Source records
★ ★ ★ ★

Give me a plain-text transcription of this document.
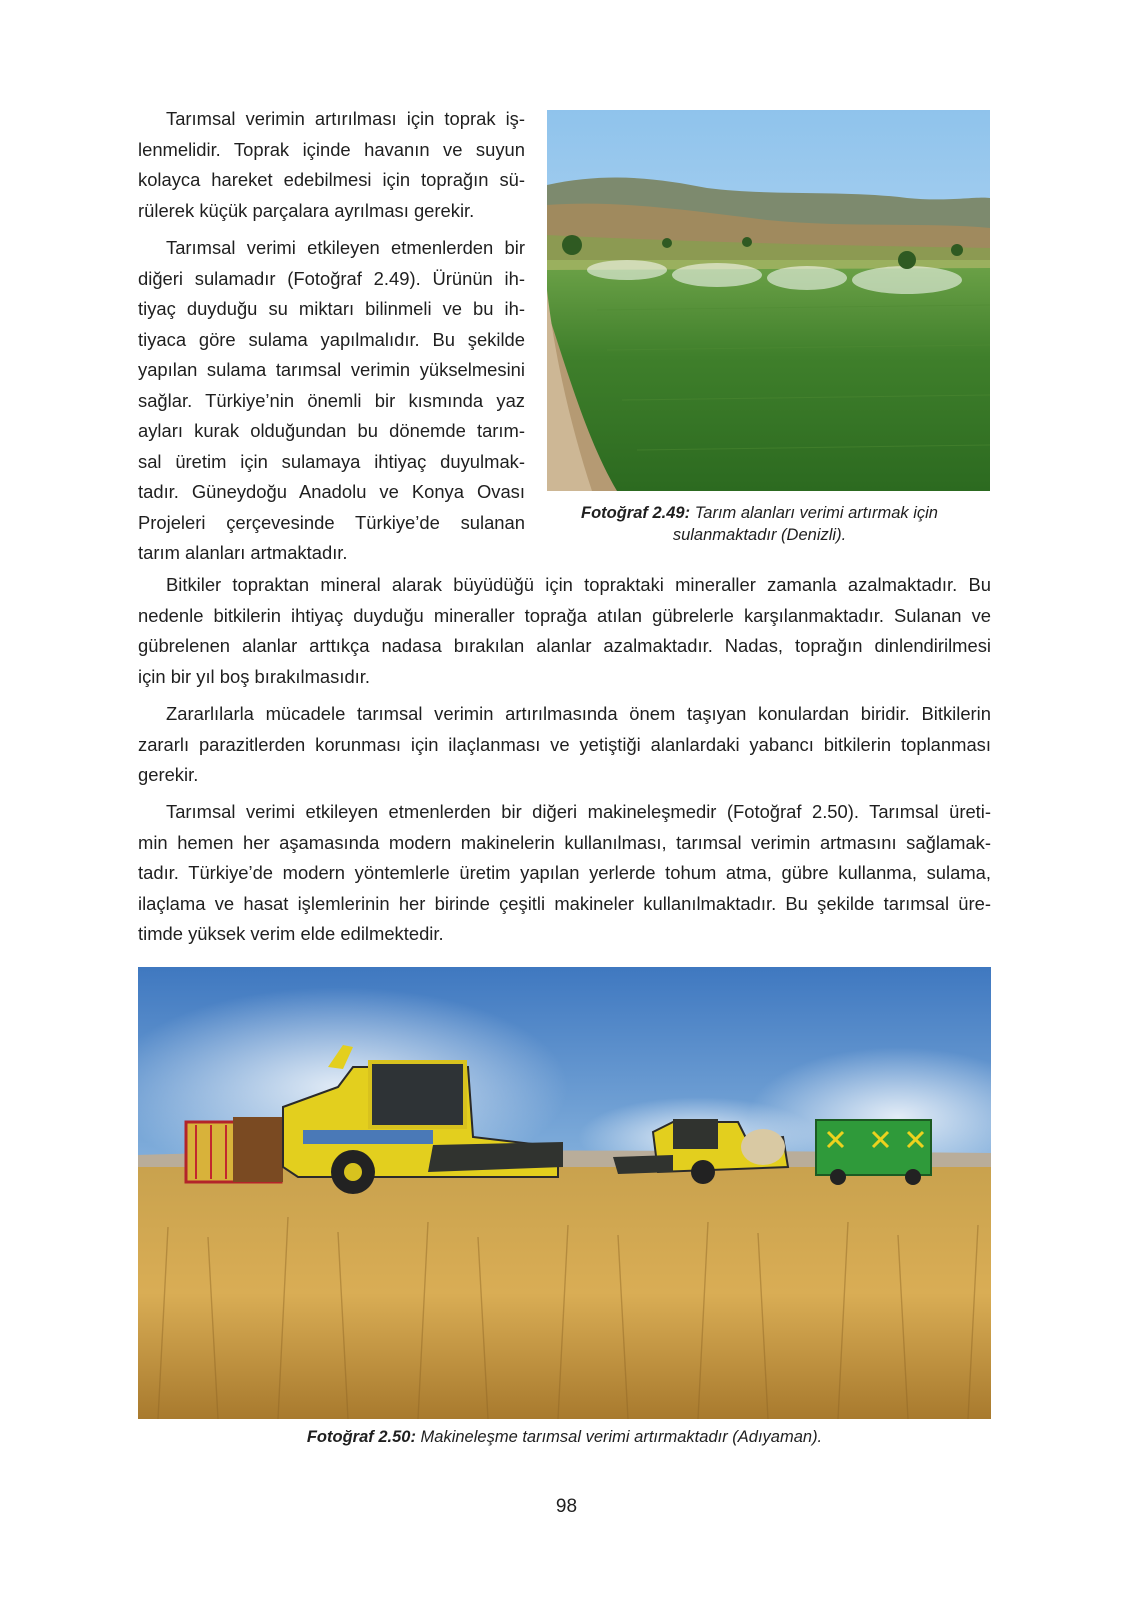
Tarımsal verimin artırılması için toprak iş-
lenmelidir. Toprak içinde havanın ve suyun
kolayca hareket edebilmesi için toprağın sü-
rülerek küçük parçalara ayrılması gerekir.
Tarımsal verimi etkileyen etmenlerden bir
diğeri sulamadır (Fotoğraf 2.49). Ürünün ih-
tiyaç duyduğu su miktarı bilinmeli ve bu ih-
tiyaca göre sulama yapılmalıdır. Bu şekilde
yapılan sulama tarımsal verimin yükselmesini
sağlar. Türkiye’nin önemli bir kısmında yaz
ayları kurak olduğundan bu dönemde tarım-
sal üretim için sulamaya ihtiyaç duyulmak-
tadır. Güneydoğu Anadolu ve Konya Ovası
Projeleri çerçevesinde Türkiye’de sulanan
tarım alanları artmaktadır.
Fotoğraf 2.49: Tarım alanları verimi artırmak için
sulanmaktadır (Denizli).
Bitkiler topraktan mineral alarak büyüdüğü için topraktaki mineraller zamanla azalmaktadır. Bu
nedenle bitkilerin ihtiyaç duyduğu mineraller toprağa atılan gübrelerle karşılanmaktadır. Sulanan ve
gübrelenen alanlar arttıkça nadasa bırakılan alanlar azalmaktadır. Nadas, toprağın dinlendirilmesi
için bir yıl boş bırakılmasıdır.
Zararlılarla mücadele tarımsal verimin artırılmasında önem taşıyan konulardan biridir. Bitkilerin
zararlı parazitlerden korunması için ilaçlanması ve yetiştiği alanlardaki yabancı bitkilerin toplanması
gerekir.
Tarımsal verimi etkileyen etmenlerden bir diğeri makineleşmedir (Fotoğraf 2.50). Tarımsal üreti-
min hemen her aşamasında modern makinelerin kullanılması, tarımsal verimin artmasını sağlamak-
tadır. Türkiye’de modern yöntemlerle üretim yapılan yerlerde tohum atma, gübre kullanma, sulama,
ilaçlama ve hasat işlemlerinin her birinde çeşitli makineler kullanılmaktadır. Bu şekilde tarımsal üre-
timde yüksek verim elde edilmektedir.
Fotoğraf 2.50: Makineleşme tarımsal verimi artırmaktadır (Adıyaman).
98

★ ★ ★ ★

Report the number of lines in the listing where the string "verimin" appears, and nothing besides.

4